╭─ Task data
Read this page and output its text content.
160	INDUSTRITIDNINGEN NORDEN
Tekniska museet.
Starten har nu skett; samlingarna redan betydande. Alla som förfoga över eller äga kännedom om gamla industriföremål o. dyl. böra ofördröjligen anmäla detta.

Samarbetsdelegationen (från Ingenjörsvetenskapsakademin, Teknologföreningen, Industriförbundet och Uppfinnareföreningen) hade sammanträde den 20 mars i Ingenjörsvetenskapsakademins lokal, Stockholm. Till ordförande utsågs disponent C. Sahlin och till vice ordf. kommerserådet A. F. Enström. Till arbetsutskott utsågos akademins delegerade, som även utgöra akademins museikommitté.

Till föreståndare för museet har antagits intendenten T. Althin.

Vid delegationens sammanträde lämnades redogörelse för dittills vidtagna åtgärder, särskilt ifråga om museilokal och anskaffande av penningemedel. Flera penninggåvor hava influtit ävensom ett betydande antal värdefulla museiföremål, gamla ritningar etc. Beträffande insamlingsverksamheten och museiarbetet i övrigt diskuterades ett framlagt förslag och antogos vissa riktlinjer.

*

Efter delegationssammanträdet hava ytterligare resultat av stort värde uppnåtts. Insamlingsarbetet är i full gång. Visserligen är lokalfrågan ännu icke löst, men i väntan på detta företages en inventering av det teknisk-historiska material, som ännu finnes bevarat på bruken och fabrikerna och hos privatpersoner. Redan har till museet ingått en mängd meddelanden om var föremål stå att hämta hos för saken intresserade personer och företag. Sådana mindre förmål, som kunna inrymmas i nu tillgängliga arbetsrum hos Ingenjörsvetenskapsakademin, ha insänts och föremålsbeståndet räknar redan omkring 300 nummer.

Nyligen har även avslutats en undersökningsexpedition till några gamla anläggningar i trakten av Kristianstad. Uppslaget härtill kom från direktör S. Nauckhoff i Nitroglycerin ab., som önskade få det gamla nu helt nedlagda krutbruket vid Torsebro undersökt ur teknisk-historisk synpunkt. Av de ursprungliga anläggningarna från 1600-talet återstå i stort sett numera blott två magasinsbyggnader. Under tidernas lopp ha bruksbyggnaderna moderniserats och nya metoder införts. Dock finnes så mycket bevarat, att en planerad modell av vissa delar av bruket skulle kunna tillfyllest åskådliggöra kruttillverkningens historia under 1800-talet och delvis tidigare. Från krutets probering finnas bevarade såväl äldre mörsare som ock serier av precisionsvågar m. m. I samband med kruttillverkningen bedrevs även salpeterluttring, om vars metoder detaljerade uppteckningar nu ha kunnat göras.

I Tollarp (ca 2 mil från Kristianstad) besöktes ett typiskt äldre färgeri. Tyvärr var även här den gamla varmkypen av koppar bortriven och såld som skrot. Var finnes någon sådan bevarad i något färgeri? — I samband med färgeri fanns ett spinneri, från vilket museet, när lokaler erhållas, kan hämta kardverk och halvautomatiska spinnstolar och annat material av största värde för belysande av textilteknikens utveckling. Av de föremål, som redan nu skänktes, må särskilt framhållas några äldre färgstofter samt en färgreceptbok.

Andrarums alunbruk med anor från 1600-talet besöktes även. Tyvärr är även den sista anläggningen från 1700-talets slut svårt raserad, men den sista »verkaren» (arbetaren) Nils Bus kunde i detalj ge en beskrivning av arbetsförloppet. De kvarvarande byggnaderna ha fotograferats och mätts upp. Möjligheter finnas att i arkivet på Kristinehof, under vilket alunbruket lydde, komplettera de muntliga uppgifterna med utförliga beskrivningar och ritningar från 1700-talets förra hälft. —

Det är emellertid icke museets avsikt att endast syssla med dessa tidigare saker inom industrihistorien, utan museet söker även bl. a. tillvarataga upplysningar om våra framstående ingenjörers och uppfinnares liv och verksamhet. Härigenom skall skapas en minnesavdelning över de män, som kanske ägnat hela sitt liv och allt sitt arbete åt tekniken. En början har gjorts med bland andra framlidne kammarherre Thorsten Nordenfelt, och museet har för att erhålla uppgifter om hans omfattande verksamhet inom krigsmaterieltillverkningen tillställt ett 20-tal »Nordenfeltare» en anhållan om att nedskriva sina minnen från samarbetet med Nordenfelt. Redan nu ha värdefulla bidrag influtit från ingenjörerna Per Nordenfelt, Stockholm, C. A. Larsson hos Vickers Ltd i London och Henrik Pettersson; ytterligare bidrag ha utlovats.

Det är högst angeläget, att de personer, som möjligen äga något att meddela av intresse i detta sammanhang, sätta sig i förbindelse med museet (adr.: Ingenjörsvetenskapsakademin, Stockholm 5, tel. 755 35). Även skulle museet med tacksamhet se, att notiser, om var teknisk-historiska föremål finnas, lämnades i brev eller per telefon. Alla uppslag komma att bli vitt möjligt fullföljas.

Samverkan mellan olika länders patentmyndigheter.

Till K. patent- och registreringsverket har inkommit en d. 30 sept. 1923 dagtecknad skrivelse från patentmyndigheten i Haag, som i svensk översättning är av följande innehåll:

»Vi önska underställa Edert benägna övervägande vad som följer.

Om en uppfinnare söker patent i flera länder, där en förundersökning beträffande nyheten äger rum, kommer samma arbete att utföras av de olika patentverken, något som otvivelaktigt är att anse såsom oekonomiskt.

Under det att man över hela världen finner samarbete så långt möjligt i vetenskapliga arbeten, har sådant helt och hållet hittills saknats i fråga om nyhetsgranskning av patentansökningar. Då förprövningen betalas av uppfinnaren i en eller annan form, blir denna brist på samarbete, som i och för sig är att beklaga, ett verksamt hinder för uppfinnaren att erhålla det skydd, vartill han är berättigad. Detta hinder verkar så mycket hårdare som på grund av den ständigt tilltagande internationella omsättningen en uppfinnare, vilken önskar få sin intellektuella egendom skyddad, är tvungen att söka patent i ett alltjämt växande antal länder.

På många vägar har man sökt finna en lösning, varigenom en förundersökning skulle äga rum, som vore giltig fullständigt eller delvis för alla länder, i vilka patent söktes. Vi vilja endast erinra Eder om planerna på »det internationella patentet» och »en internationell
╰─
What you should do: Transcribe every record above exactly as it appears.

Problem solution:
Read this page and output its text content.
160	INDUSTRITIDNINGEN NORDEN
Tekniska museet.
Starten har nu skett; samlingarna redan betydande. Alla som förfoga över eller äga kännedom om gamla industriföremål o. dyl. böra ofördröjligen anmäla detta.

Samarbetsdelegationen (från Ingenjörsvetenskapsakademin, Teknologföreningen, Industriförbundet och Uppfinnareföreningen) hade sammanträde den 20 mars i Ingenjörsvetenskapsakademins lokal, Stockholm. Till ordförande utsågs disponent C. Sahlin och till vice ordf. kommerserådet A. F. Enström. Till arbetsutskott utsågos akademins delegerade, som även utgöra akademins museikommitté.

Till föreståndare för museet har antagits intendenten T. Althin.

Vid delegationens sammanträde lämnades redogörelse för dittills vidtagna åtgärder, särskilt ifråga om museilokal och anskaffande av penningemedel. Flera penninggåvor hava influtit ävensom ett betydande antal värdefulla museiföremål, gamla ritningar etc. Beträffande insamlingsverksamheten och museiarbetet i övrigt diskuterades ett framlagt förslag och antogos vissa riktlinjer.

*

Efter delegationssammanträdet hava ytterligare resultat av stort värde uppnåtts. Insamlingsarbetet är i full gång. Visserligen är lokalfrågan ännu icke löst, men i väntan på detta företages en inventering av det teknisk-historiska material, som ännu finnes bevarat på bruken och fabrikerna och hos privatpersoner. Redan har till museet ingått en mängd meddelanden om var föremål stå att hämta hos för saken intresserade personer och företag. Sådana mindre förmål, som kunna inrymmas i nu tillgängliga arbetsrum hos Ingenjörsvetenskapsakademin, ha insänts och föremålsbeståndet räknar redan omkring 300 nummer.

Nyligen har även avslutats en undersökningsexpedition till några gamla anläggningar i trakten av Kristianstad. Uppslaget härtill kom från direktör S. Nauckhoff i Nitroglycerin ab., som önskade få det gamla nu helt nedlagda krutbruket vid Torsebro undersökt ur teknisk-historisk synpunkt. Av de ursprungliga anläggningarna från 1600-talet återstå i stort sett numera blott två magasinsbyggnader. Under tidernas lopp ha bruksbyggnaderna moderniserats och nya metoder införts. Dock finnes så mycket bevarat, att en planerad modell av vissa delar av bruket skulle kunna tillfyllest åskådliggöra kruttillverkningens historia under 1800-talet och delvis tidigare. Från krutets probering finnas bevarade såväl äldre mörsare som ock serier av precisionsvågar m. m. I samband med kruttillverkningen bedrevs även salpeterluttring, om vars metoder detaljerade uppteckningar nu ha kunnat göras.

I Tollarp (ca 2 mil från Kristianstad) besöktes ett typiskt äldre färgeri. Tyvärr var även här den gamla varmkypen av koppar bortriven och såld som skrot. Var finnes någon sådan bevarad i något färgeri? — I samband med färgeri fanns ett spinneri, från vilket museet, när lokaler erhållas, kan hämta kardverk och halvautomatiska spinnstolar och annat material av största värde för belysande av textilteknikens utveckling. Av de föremål, som redan nu skänktes, må särskilt framhållas några äldre färgstofter samt en färgreceptbok.

Andrarums alunbruk med anor från 1600-talet besöktes även. Tyvärr är även den sista anläggningen från 1700-talets slut svårt raserad, men den sista »verkaren» (arbetaren) Nils Bus kunde i detalj ge en beskrivning av arbetsförloppet. De kvarvarande byggnaderna ha fotograferats och mätts upp. Möjligheter finnas att i arkivet på Kristinehof, under vilket alunbruket lydde, komplettera de muntliga uppgifterna med utförliga beskrivningar och ritningar från 1700-talets förra hälft. —

Det är emellertid icke museets avsikt att endast syssla med dessa tidigare saker inom industrihistorien, utan museet söker även bl. a. tillvarataga upplysningar om våra framstående ingenjörers och uppfinnares liv och verksamhet. Härigenom skall skapas en minnesavdelning över de män, som kanske ägnat hela sitt liv och allt sitt arbete åt tekniken. En början har gjorts med bland andra framlidne kammarherre Thorsten Nordenfelt, och museet har för att erhålla uppgifter om hans omfattande verksamhet inom krigsmaterieltillverkningen tillställt ett 20-tal »Nordenfeltare» en anhållan om att nedskriva sina minnen från samarbetet med Nordenfelt. Redan nu ha värdefulla bidrag influtit från ingenjörerna Per Nordenfelt, Stockholm, C. A. Larsson hos Vickers Ltd i London och Henrik Pettersson; ytterligare bidrag ha utlovats.

Det är högst angeläget, att de personer, som möjligen äga något att meddela av intresse i detta sammanhang, sätta sig i förbindelse med museet (adr.: Ingenjörsvetenskapsakademin, Stockholm 5, tel. 755 35). Även skulle museet med tacksamhet se, att notiser, om var teknisk-historiska föremål finnas, lämnades i brev eller per telefon. Alla uppslag komma att bli vitt möjligt fullföljas.

Samverkan mellan olika länders patentmyndigheter.

Till K. patent- och registreringsverket har inkommit en d. 30 sept. 1923 dagtecknad skrivelse från patentmyndigheten i Haag, som i svensk översättning är av följande innehåll:

»Vi önska underställa Edert benägna övervägande vad som följer.

Om en uppfinnare söker patent i flera länder, där en förundersökning beträffande nyheten äger rum, kommer samma arbete att utföras av de olika patentverken, något som otvivelaktigt är att anse såsom oekonomiskt.

Under det att man över hela världen finner samarbete så långt möjligt i vetenskapliga arbeten, har sådant helt och hållet hittills saknats i fråga om nyhetsgranskning av patentansökningar. Då förprövningen betalas av uppfinnaren i en eller annan form, blir denna brist på samarbete, som i och för sig är att beklaga, ett verksamt hinder för uppfinnaren att erhålla det skydd, vartill han är berättigad. Detta hinder verkar så mycket hårdare som på grund av den ständigt tilltagande internationella omsättningen en uppfinnare, vilken önskar få sin intellektuella egendom skyddad, är tvungen att söka patent i ett alltjämt växande antal länder.

På många vägar har man sökt finna en lösning, varigenom en förundersökning skulle äga rum, som vore giltig fullständigt eller delvis för alla länder, i vilka patent söktes. Vi vilja endast erinra Eder om planerna på »det internationella patentet» och »en internationell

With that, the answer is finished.